(Items listed in a dataset)
—————

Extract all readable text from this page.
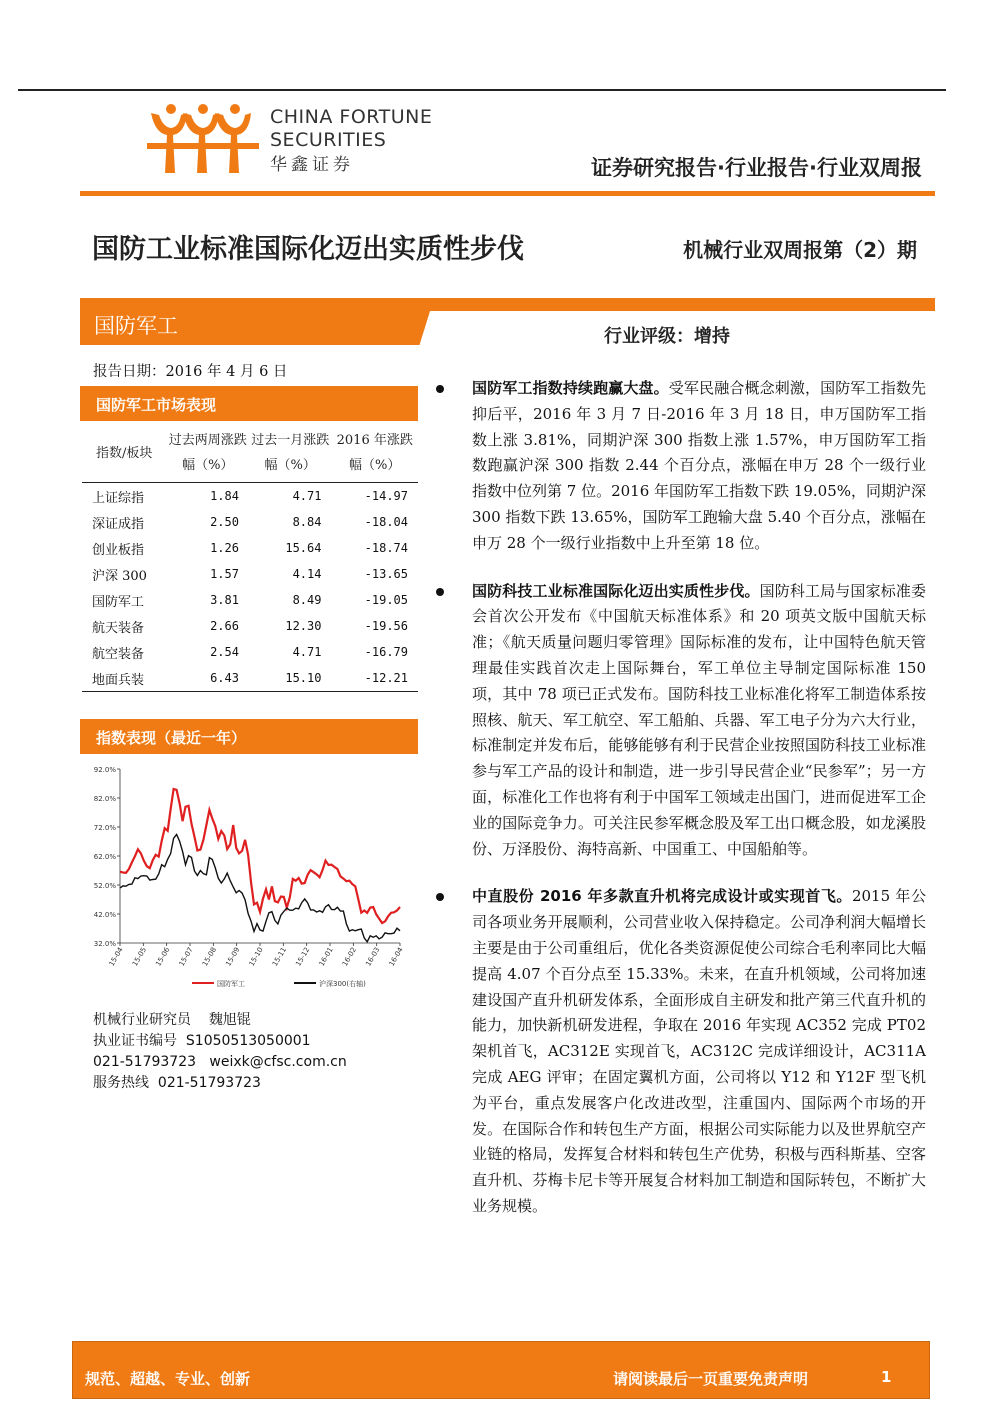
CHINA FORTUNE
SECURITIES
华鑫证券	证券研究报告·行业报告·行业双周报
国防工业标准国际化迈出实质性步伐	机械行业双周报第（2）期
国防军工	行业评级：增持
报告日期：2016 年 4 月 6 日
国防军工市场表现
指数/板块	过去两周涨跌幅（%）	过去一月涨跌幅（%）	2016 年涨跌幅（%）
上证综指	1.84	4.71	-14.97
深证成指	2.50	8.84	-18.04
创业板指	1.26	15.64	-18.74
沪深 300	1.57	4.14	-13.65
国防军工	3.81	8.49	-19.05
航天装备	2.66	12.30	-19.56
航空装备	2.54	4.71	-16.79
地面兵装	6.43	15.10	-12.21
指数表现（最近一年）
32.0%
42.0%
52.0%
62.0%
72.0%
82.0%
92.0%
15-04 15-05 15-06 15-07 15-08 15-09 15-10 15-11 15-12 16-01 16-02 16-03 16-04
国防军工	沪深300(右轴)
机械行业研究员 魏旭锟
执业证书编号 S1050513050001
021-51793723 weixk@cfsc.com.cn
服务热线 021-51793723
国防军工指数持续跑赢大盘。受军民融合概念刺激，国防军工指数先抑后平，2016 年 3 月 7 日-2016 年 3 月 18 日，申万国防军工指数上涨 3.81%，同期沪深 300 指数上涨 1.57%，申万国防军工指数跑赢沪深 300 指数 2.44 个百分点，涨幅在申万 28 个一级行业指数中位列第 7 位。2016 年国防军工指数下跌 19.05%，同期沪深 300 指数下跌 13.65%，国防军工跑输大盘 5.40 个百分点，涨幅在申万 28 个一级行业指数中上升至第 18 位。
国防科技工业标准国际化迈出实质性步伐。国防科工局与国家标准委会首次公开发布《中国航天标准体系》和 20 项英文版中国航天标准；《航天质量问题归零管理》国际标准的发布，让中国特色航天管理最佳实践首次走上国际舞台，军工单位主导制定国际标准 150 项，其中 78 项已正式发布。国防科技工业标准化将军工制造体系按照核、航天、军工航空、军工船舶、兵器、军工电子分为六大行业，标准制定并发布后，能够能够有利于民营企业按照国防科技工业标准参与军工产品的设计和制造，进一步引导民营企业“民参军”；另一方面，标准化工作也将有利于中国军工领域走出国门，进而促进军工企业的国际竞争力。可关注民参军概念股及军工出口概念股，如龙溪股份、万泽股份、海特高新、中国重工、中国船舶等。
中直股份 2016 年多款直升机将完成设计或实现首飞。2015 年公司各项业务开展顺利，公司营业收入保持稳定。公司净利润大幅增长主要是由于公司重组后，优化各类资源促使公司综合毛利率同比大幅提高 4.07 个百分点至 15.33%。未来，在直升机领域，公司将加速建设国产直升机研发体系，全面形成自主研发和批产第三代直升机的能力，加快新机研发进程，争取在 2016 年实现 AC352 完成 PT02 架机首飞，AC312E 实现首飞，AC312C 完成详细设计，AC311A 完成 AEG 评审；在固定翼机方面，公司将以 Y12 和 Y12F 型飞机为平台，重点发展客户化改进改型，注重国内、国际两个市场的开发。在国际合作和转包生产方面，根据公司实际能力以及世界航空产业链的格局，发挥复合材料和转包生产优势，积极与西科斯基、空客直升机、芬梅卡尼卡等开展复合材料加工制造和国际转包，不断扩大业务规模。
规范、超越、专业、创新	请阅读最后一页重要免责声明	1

—————

### OBJECTIVE
Quote every record above exactly, leaving out any pictures.

### CORRECT RESPONSE
Extract all readable text from this page.
CHINA FORTUNE
SECURITIES
华鑫证券	证券研究报告·行业报告·行业双周报
国防工业标准国际化迈出实质性步伐	机械行业双周报第（2）期
国防军工	行业评级：增持
报告日期：2016 年 4 月 6 日
国防军工市场表现
指数/板块	过去两周涨跌幅（%）	过去一月涨跌幅（%）	2016 年涨跌幅（%）
上证综指	1.84	4.71	-14.97
深证成指	2.50	8.84	-18.04
创业板指	1.26	15.64	-18.74
沪深 300	1.57	4.14	-13.65
国防军工	3.81	8.49	-19.05
航天装备	2.66	12.30	-19.56
航空装备	2.54	4.71	-16.79
地面兵装	6.43	15.10	-12.21
指数表现（最近一年）
32.0%
42.0%
52.0%
62.0%
72.0%
82.0%
92.0%
15-04 15-05 15-06 15-07 15-08 15-09 15-10 15-11 15-12 16-01 16-02 16-03 16-04
国防军工	沪深300(右轴)
机械行业研究员 魏旭锟
执业证书编号 S1050513050001
021-51793723 weixk@cfsc.com.cn
服务热线 021-51793723
国防军工指数持续跑赢大盘。受军民融合概念刺激，国防军工指数先抑后平，2016 年 3 月 7 日-2016 年 3 月 18 日，申万国防军工指数上涨 3.81%，同期沪深 300 指数上涨 1.57%，申万国防军工指数跑赢沪深 300 指数 2.44 个百分点，涨幅在申万 28 个一级行业指数中位列第 7 位。2016 年国防军工指数下跌 19.05%，同期沪深 300 指数下跌 13.65%，国防军工跑输大盘 5.40 个百分点，涨幅在申万 28 个一级行业指数中上升至第 18 位。
国防科技工业标准国际化迈出实质性步伐。国防科工局与国家标准委会首次公开发布《中国航天标准体系》和 20 项英文版中国航天标准；《航天质量问题归零管理》国际标准的发布，让中国特色航天管理最佳实践首次走上国际舞台，军工单位主导制定国际标准 150 项，其中 78 项已正式发布。国防科技工业标准化将军工制造体系按照核、航天、军工航空、军工船舶、兵器、军工电子分为六大行业，标准制定并发布后，能够能够有利于民营企业按照国防科技工业标准参与军工产品的设计和制造，进一步引导民营企业“民参军”；另一方面，标准化工作也将有利于中国军工领域走出国门，进而促进军工企业的国际竞争力。可关注民参军概念股及军工出口概念股，如龙溪股份、万泽股份、海特高新、中国重工、中国船舶等。
中直股份 2016 年多款直升机将完成设计或实现首飞。2015 年公司各项业务开展顺利，公司营业收入保持稳定。公司净利润大幅增长主要是由于公司重组后，优化各类资源促使公司综合毛利率同比大幅提高 4.07 个百分点至 15.33%。未来，在直升机领域，公司将加速建设国产直升机研发体系，全面形成自主研发和批产第三代直升机的能力，加快新机研发进程，争取在 2016 年实现 AC352 完成 PT02 架机首飞，AC312E 实现首飞，AC312C 完成详细设计，AC311A 完成 AEG 评审；在固定翼机方面，公司将以 Y12 和 Y12F 型飞机为平台，重点发展客户化改进改型，注重国内、国际两个市场的开发。在国际合作和转包生产方面，根据公司实际能力以及世界航空产业链的格局，发挥复合材料和转包生产优势，积极与西科斯基、空客直升机、芬梅卡尼卡等开展复合材料加工制造和国际转包，不断扩大业务规模。
规范、超越、专业、创新	请阅读最后一页重要免责声明	1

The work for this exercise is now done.